[Input for this task]
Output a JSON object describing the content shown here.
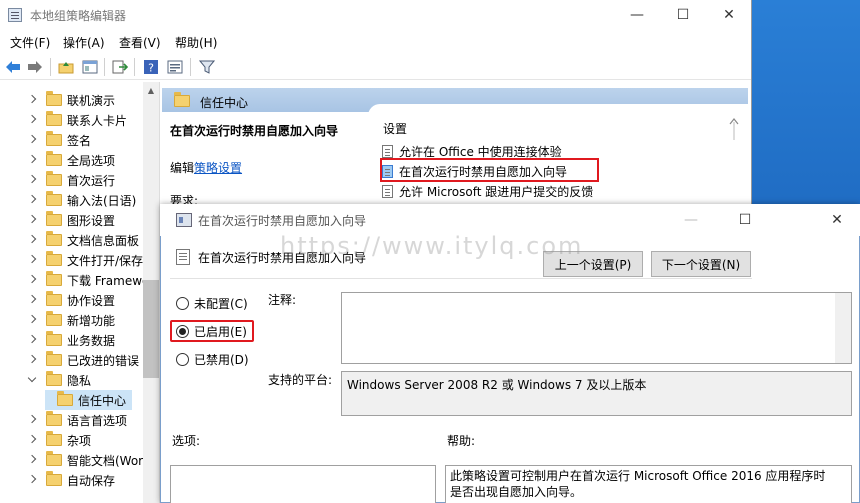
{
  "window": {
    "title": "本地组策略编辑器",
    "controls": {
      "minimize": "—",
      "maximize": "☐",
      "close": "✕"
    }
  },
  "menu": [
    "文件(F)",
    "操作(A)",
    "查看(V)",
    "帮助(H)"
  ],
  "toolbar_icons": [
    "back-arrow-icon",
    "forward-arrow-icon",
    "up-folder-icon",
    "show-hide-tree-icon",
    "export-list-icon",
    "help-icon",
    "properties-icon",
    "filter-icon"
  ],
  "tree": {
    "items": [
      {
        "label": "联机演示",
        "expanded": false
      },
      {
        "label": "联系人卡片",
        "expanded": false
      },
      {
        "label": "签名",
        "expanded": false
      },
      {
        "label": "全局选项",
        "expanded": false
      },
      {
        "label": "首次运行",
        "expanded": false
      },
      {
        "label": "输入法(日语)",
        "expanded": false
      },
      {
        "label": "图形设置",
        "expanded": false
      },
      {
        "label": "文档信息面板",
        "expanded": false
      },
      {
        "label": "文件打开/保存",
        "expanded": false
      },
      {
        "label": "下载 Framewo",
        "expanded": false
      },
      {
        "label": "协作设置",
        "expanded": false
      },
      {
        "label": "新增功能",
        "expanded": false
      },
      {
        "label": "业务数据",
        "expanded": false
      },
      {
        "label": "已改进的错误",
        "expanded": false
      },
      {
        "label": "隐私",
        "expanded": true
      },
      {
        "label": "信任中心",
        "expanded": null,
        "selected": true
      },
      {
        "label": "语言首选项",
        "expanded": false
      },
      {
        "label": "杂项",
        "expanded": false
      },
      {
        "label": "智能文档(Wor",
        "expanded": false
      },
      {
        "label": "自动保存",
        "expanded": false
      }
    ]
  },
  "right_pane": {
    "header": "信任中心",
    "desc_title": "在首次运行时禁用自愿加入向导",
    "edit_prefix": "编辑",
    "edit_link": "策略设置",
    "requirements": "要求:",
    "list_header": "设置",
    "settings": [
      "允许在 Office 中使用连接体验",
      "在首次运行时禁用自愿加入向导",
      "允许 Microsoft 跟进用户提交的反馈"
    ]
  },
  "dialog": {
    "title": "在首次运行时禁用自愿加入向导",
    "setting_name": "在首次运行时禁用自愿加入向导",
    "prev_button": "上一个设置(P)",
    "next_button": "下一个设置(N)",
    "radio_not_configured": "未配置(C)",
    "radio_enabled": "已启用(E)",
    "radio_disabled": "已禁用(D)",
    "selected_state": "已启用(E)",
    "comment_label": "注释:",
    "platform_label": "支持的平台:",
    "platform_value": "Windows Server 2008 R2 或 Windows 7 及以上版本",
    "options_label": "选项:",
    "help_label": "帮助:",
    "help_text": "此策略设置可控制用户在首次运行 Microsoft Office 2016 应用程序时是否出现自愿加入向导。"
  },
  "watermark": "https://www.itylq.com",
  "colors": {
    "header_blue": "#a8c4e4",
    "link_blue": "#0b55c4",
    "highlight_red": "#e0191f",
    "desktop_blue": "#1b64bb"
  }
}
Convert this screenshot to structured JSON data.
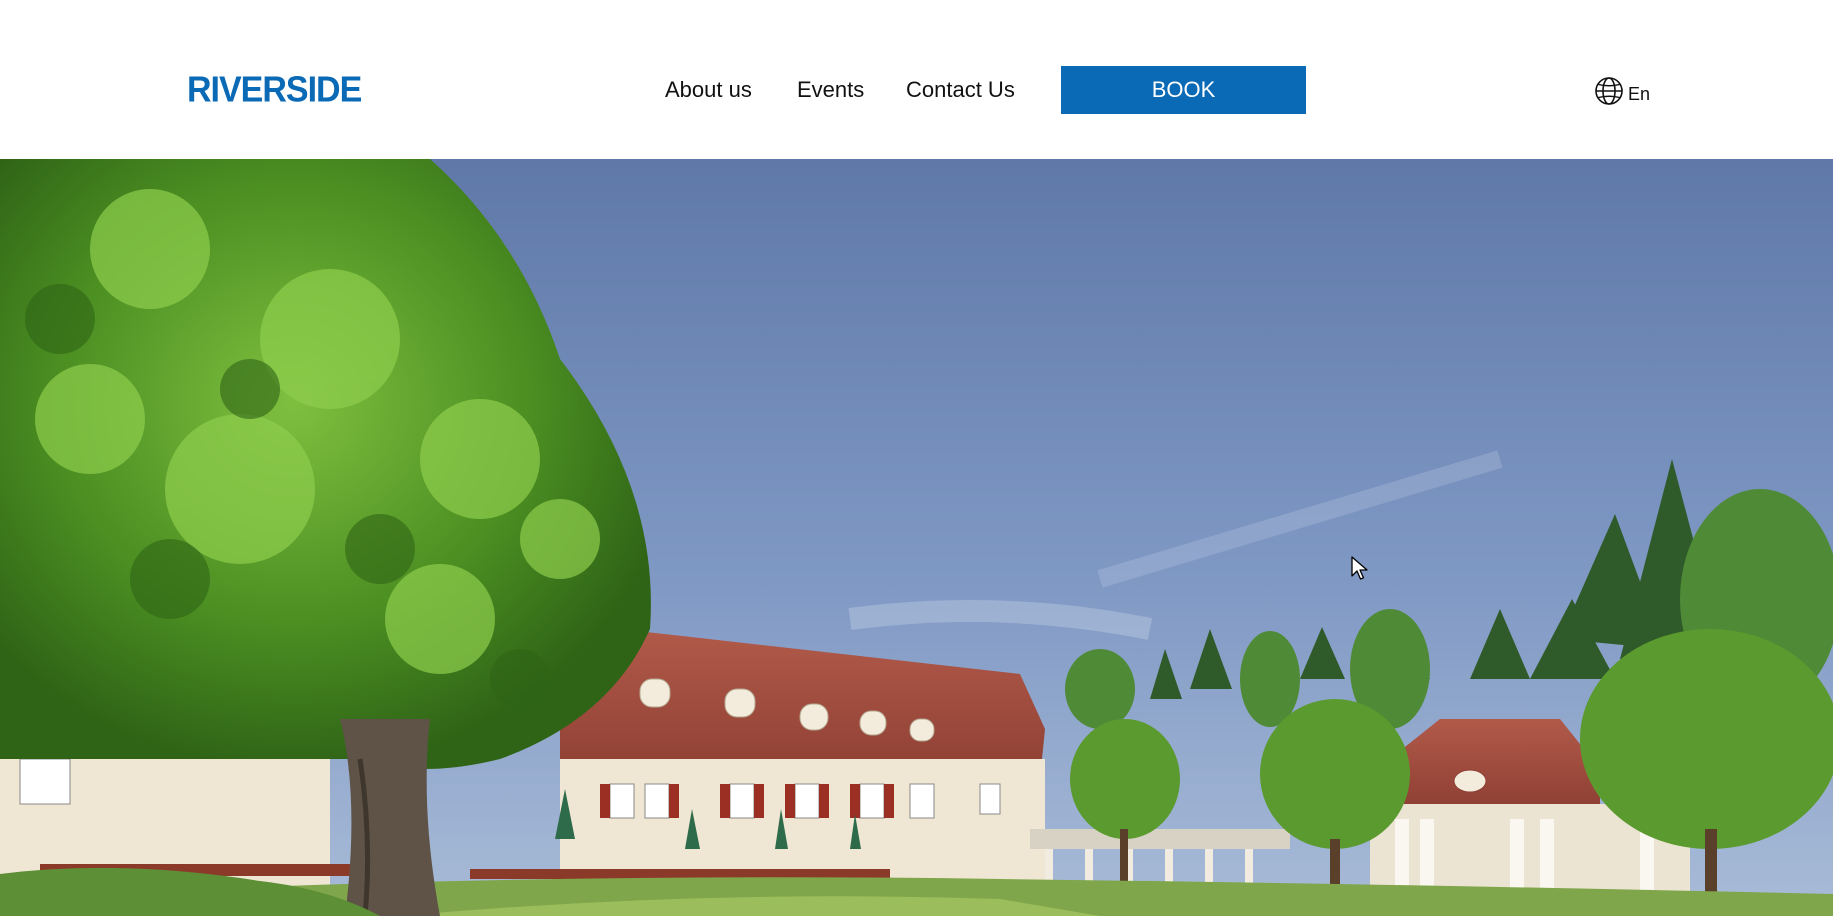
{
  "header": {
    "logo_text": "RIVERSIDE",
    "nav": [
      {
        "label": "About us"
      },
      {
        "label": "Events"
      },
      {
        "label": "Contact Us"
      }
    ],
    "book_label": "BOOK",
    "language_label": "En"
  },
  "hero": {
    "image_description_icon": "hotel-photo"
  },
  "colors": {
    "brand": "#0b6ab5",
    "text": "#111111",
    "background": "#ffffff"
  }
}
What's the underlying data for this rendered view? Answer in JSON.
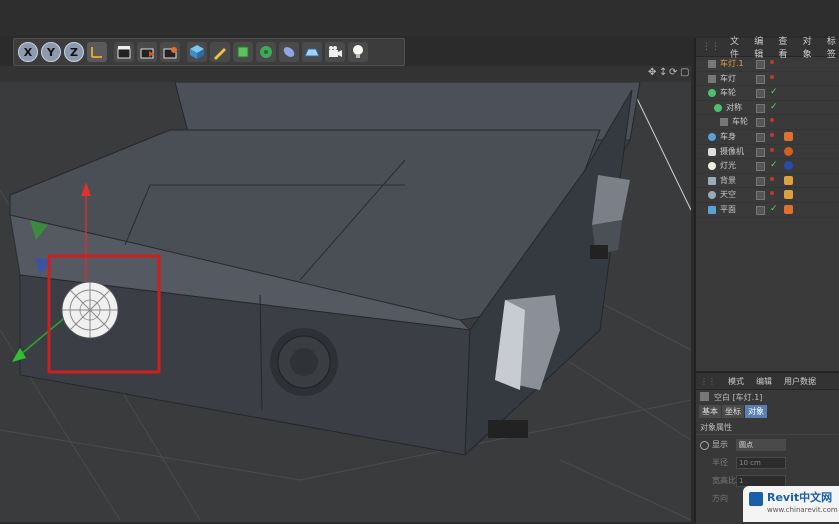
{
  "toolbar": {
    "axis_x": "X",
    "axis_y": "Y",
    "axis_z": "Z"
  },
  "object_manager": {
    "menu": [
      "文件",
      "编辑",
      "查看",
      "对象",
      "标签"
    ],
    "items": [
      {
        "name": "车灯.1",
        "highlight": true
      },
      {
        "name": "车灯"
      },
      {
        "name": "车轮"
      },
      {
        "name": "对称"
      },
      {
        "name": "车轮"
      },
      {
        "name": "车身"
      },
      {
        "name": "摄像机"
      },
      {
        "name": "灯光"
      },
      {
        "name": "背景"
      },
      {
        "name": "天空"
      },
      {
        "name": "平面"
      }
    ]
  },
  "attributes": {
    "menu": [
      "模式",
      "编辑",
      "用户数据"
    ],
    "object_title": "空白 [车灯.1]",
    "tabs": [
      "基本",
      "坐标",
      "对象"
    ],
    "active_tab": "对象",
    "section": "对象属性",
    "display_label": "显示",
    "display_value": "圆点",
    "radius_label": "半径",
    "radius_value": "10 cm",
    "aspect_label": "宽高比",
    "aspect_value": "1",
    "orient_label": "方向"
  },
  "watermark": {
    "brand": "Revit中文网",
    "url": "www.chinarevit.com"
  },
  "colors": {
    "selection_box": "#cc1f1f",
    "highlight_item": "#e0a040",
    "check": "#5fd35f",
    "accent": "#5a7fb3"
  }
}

[What is asked] Set down every record once more, word for word, without pictures.

[Completed task]
Output a JSON object describing the content shown here.
{
  "window": {
    "title": "本地组策略编辑器",
    "controls": {
      "minimize": "—",
      "maximize": "☐",
      "close": "✕"
    }
  },
  "menu": [
    "文件(F)",
    "操作(A)",
    "查看(V)",
    "帮助(H)"
  ],
  "toolbar_icons": [
    "back-arrow-icon",
    "forward-arrow-icon",
    "up-folder-icon",
    "show-hide-tree-icon",
    "export-list-icon",
    "help-icon",
    "properties-icon",
    "filter-icon"
  ],
  "tree": {
    "items": [
      {
        "label": "联机演示",
        "expanded": false
      },
      {
        "label": "联系人卡片",
        "expanded": false
      },
      {
        "label": "签名",
        "expanded": false
      },
      {
        "label": "全局选项",
        "expanded": false
      },
      {
        "label": "首次运行",
        "expanded": false
      },
      {
        "label": "输入法(日语)",
        "expanded": false
      },
      {
        "label": "图形设置",
        "expanded": false
      },
      {
        "label": "文档信息面板",
        "expanded": false
      },
      {
        "label": "文件打开/保存",
        "expanded": false
      },
      {
        "label": "下载 Framewo",
        "expanded": false
      },
      {
        "label": "协作设置",
        "expanded": false
      },
      {
        "label": "新增功能",
        "expanded": false
      },
      {
        "label": "业务数据",
        "expanded": false
      },
      {
        "label": "已改进的错误",
        "expanded": false
      },
      {
        "label": "隐私",
        "expanded": true
      },
      {
        "label": "信任中心",
        "expanded": null,
        "selected": true
      },
      {
        "label": "语言首选项",
        "expanded": false
      },
      {
        "label": "杂项",
        "expanded": false
      },
      {
        "label": "智能文档(Wor",
        "expanded": false
      },
      {
        "label": "自动保存",
        "expanded": false
      }
    ]
  },
  "right_pane": {
    "header": "信任中心",
    "desc_title": "在首次运行时禁用自愿加入向导",
    "edit_prefix": "编辑",
    "edit_link": "策略设置",
    "requirements": "要求:",
    "list_header": "设置",
    "settings": [
      "允许在 Office 中使用连接体验",
      "在首次运行时禁用自愿加入向导",
      "允许 Microsoft 跟进用户提交的反馈"
    ]
  },
  "dialog": {
    "title": "在首次运行时禁用自愿加入向导",
    "setting_name": "在首次运行时禁用自愿加入向导",
    "prev_button": "上一个设置(P)",
    "next_button": "下一个设置(N)",
    "radio_not_configured": "未配置(C)",
    "radio_enabled": "已启用(E)",
    "radio_disabled": "已禁用(D)",
    "selected_state": "已启用(E)",
    "comment_label": "注释:",
    "platform_label": "支持的平台:",
    "platform_value": "Windows Server 2008 R2 或 Windows 7 及以上版本",
    "options_label": "选项:",
    "help_label": "帮助:",
    "help_text": "此策略设置可控制用户在首次运行 Microsoft Office 2016 应用程序时是否出现自愿加入向导。"
  },
  "watermark": "https://www.itylq.com",
  "colors": {
    "header_blue": "#a8c4e4",
    "link_blue": "#0b55c4",
    "highlight_red": "#e0191f",
    "desktop_blue": "#1b64bb"
  }
}
Convert this screenshot to structured JSON data.
{
  "header": {
    "logo_text": "RIVERSIDE",
    "nav": [
      {
        "label": "About us"
      },
      {
        "label": "Events"
      },
      {
        "label": "Contact Us"
      }
    ],
    "book_label": "BOOK",
    "language_label": "En"
  },
  "hero": {
    "image_description_icon": "hotel-photo"
  },
  "colors": {
    "brand": "#0b6ab5",
    "text": "#111111",
    "background": "#ffffff"
  }
}
What's the underlying data for this rendered view? Answer in JSON.
{
  "toolbar": {
    "axis_x": "X",
    "axis_y": "Y",
    "axis_z": "Z"
  },
  "object_manager": {
    "menu": [
      "文件",
      "编辑",
      "查看",
      "对象",
      "标签"
    ],
    "items": [
      {
        "name": "车灯.1",
        "highlight": true
      },
      {
        "name": "车灯"
      },
      {
        "name": "车轮"
      },
      {
        "name": "对称"
      },
      {
        "name": "车轮"
      },
      {
        "name": "车身"
      },
      {
        "name": "摄像机"
      },
      {
        "name": "灯光"
      },
      {
        "name": "背景"
      },
      {
        "name": "天空"
      },
      {
        "name": "平面"
      }
    ]
  },
  "attributes": {
    "menu": [
      "模式",
      "编辑",
      "用户数据"
    ],
    "object_title": "空白 [车灯.1]",
    "tabs": [
      "基本",
      "坐标",
      "对象"
    ],
    "active_tab": "对象",
    "section": "对象属性",
    "display_label": "显示",
    "display_value": "圆点",
    "radius_label": "半径",
    "radius_value": "10 cm",
    "aspect_label": "宽高比",
    "aspect_value": "1",
    "orient_label": "方向"
  },
  "watermark": {
    "brand": "Revit中文网",
    "url": "www.chinarevit.com"
  },
  "colors": {
    "selection_box": "#cc1f1f",
    "highlight_item": "#e0a040",
    "check": "#5fd35f",
    "accent": "#5a7fb3"
  }
}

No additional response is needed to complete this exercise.